--- Your objective ---
Copy every line of the data that contains the string "dash".

--- Material to process ---
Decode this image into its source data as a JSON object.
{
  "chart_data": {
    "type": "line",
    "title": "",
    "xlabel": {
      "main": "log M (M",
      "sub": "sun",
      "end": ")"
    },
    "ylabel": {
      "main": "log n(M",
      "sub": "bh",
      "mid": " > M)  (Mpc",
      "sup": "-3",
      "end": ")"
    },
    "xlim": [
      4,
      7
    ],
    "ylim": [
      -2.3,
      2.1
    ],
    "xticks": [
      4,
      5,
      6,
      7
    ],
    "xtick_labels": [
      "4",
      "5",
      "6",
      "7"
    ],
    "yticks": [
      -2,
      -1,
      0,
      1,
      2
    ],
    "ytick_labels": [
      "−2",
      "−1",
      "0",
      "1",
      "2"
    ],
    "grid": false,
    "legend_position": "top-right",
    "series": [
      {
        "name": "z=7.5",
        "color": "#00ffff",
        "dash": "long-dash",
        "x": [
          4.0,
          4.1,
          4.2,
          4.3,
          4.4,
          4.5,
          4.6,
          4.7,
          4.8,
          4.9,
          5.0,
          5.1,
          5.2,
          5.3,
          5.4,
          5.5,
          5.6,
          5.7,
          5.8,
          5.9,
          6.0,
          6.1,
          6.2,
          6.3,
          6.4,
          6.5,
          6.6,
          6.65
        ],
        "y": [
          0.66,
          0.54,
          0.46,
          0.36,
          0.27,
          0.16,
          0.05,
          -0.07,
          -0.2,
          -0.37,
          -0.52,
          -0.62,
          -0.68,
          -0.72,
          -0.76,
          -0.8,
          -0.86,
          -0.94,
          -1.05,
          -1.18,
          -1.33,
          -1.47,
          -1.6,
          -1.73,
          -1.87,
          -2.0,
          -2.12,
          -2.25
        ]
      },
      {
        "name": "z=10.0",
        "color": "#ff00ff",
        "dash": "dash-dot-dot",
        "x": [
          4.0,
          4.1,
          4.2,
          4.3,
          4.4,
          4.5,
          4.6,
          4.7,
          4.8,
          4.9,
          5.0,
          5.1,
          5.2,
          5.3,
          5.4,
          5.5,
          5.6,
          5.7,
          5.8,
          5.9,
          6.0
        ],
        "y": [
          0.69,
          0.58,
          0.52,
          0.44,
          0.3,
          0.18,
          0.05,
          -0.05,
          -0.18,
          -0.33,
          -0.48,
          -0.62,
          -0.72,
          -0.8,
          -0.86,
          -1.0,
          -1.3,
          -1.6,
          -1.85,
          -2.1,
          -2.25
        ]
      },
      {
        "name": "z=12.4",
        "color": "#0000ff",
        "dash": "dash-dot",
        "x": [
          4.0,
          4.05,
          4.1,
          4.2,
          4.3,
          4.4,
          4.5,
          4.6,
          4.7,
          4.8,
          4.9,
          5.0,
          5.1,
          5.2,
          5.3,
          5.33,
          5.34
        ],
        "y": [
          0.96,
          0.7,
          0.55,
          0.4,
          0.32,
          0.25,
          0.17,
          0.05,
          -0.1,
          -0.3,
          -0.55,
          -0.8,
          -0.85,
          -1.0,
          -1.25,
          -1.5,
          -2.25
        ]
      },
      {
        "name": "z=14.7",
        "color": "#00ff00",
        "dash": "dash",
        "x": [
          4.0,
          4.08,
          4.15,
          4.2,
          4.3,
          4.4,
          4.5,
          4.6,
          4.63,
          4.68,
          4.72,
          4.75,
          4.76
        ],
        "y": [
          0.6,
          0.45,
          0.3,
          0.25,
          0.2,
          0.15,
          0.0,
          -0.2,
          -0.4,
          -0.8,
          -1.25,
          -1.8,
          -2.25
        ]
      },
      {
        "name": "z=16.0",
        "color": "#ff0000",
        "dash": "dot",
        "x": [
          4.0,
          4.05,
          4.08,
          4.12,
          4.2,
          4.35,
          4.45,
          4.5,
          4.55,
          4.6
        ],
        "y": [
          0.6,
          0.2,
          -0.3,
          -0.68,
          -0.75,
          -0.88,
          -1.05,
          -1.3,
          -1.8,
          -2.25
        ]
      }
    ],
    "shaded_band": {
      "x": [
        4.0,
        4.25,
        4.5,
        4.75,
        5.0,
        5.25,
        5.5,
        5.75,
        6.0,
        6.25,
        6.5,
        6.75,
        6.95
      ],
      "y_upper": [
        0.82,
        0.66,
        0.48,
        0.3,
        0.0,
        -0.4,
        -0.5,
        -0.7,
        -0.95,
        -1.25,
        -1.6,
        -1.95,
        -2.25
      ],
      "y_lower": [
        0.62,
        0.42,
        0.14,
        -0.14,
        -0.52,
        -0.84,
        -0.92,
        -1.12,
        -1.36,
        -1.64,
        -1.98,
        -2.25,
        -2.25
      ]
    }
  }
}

--- Solved problem ---
        "dash": "long-dash",
        "dash": "dash-dot-dot",
        "dash": "dash-dot",
        "dash": "dash",
        "dash": "dot",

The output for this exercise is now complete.